(DATA TO PROCESS)
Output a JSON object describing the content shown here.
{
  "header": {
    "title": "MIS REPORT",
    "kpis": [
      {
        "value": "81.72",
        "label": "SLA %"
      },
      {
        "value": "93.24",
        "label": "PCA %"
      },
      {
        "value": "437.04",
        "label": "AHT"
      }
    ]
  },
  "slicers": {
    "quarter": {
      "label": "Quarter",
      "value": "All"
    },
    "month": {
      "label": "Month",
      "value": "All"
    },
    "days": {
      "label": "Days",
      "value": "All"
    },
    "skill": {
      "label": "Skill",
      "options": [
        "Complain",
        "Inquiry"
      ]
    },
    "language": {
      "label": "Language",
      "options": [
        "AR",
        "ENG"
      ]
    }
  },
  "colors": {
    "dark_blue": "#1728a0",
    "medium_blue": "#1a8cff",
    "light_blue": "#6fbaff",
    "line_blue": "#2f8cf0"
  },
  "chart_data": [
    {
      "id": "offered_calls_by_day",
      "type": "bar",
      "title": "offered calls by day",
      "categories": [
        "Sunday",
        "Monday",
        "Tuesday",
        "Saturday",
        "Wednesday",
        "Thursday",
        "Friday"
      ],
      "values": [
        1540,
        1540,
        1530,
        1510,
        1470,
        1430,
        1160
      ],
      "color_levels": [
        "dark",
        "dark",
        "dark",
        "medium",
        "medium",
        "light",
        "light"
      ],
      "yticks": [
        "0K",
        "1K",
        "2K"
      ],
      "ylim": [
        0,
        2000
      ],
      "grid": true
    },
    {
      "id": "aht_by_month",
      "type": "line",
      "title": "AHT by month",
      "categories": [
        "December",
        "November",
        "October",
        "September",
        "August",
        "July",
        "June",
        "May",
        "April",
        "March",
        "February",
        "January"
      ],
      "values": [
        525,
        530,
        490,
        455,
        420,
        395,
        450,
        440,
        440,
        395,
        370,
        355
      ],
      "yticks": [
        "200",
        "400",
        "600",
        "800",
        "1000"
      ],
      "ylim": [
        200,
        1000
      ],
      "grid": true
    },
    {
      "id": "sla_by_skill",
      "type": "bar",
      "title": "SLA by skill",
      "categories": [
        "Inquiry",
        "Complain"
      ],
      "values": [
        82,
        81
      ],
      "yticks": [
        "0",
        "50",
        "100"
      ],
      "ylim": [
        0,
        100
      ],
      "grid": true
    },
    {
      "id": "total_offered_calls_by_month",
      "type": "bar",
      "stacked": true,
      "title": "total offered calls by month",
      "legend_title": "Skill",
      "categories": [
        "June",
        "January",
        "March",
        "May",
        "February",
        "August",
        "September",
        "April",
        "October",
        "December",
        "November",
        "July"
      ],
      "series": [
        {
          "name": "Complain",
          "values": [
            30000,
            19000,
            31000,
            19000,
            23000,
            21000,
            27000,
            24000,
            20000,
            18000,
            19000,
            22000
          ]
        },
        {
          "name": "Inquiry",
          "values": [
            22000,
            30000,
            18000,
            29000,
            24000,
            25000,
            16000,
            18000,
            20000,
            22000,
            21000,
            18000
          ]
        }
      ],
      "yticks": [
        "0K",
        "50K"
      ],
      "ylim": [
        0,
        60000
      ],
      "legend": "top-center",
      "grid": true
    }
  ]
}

(EXERCISE DETAILS) Exactly as shown above, return every record.

(SOLUTION TO THIS PROBLEM)
Output a JSON object describing the content shown here.
{
  "header": {
    "title": "MIS REPORT",
    "kpis": [
      {
        "value": "81.72",
        "label": "SLA %"
      },
      {
        "value": "93.24",
        "label": "PCA %"
      },
      {
        "value": "437.04",
        "label": "AHT"
      }
    ]
  },
  "slicers": {
    "quarter": {
      "label": "Quarter",
      "value": "All"
    },
    "month": {
      "label": "Month",
      "value": "All"
    },
    "days": {
      "label": "Days",
      "value": "All"
    },
    "skill": {
      "label": "Skill",
      "options": [
        "Complain",
        "Inquiry"
      ]
    },
    "language": {
      "label": "Language",
      "options": [
        "AR",
        "ENG"
      ]
    }
  },
  "colors": {
    "dark_blue": "#1728a0",
    "medium_blue": "#1a8cff",
    "light_blue": "#6fbaff",
    "line_blue": "#2f8cf0"
  },
  "chart_data": [
    {
      "id": "offered_calls_by_day",
      "type": "bar",
      "title": "offered calls by day",
      "categories": [
        "Sunday",
        "Monday",
        "Tuesday",
        "Saturday",
        "Wednesday",
        "Thursday",
        "Friday"
      ],
      "values": [
        1540,
        1540,
        1530,
        1510,
        1470,
        1430,
        1160
      ],
      "color_levels": [
        "dark",
        "dark",
        "dark",
        "medium",
        "medium",
        "light",
        "light"
      ],
      "yticks": [
        "0K",
        "1K",
        "2K"
      ],
      "ylim": [
        0,
        2000
      ],
      "grid": true
    },
    {
      "id": "aht_by_month",
      "type": "line",
      "title": "AHT by month",
      "categories": [
        "December",
        "November",
        "October",
        "September",
        "August",
        "July",
        "June",
        "May",
        "April",
        "March",
        "February",
        "January"
      ],
      "values": [
        525,
        530,
        490,
        455,
        420,
        395,
        450,
        440,
        440,
        395,
        370,
        355
      ],
      "yticks": [
        "200",
        "400",
        "600",
        "800",
        "1000"
      ],
      "ylim": [
        200,
        1000
      ],
      "grid": true
    },
    {
      "id": "sla_by_skill",
      "type": "bar",
      "title": "SLA by skill",
      "categories": [
        "Inquiry",
        "Complain"
      ],
      "values": [
        82,
        81
      ],
      "yticks": [
        "0",
        "50",
        "100"
      ],
      "ylim": [
        0,
        100
      ],
      "grid": true
    },
    {
      "id": "total_offered_calls_by_month",
      "type": "bar",
      "stacked": true,
      "title": "total offered calls by month",
      "legend_title": "Skill",
      "categories": [
        "June",
        "January",
        "March",
        "May",
        "February",
        "August",
        "September",
        "April",
        "October",
        "December",
        "November",
        "July"
      ],
      "series": [
        {
          "name": "Complain",
          "values": [
            30000,
            19000,
            31000,
            19000,
            23000,
            21000,
            27000,
            24000,
            20000,
            18000,
            19000,
            22000
          ]
        },
        {
          "name": "Inquiry",
          "values": [
            22000,
            30000,
            18000,
            29000,
            24000,
            25000,
            16000,
            18000,
            20000,
            22000,
            21000,
            18000
          ]
        }
      ],
      "yticks": [
        "0K",
        "50K"
      ],
      "ylim": [
        0,
        60000
      ],
      "legend": "top-center",
      "grid": true
    }
  ]
}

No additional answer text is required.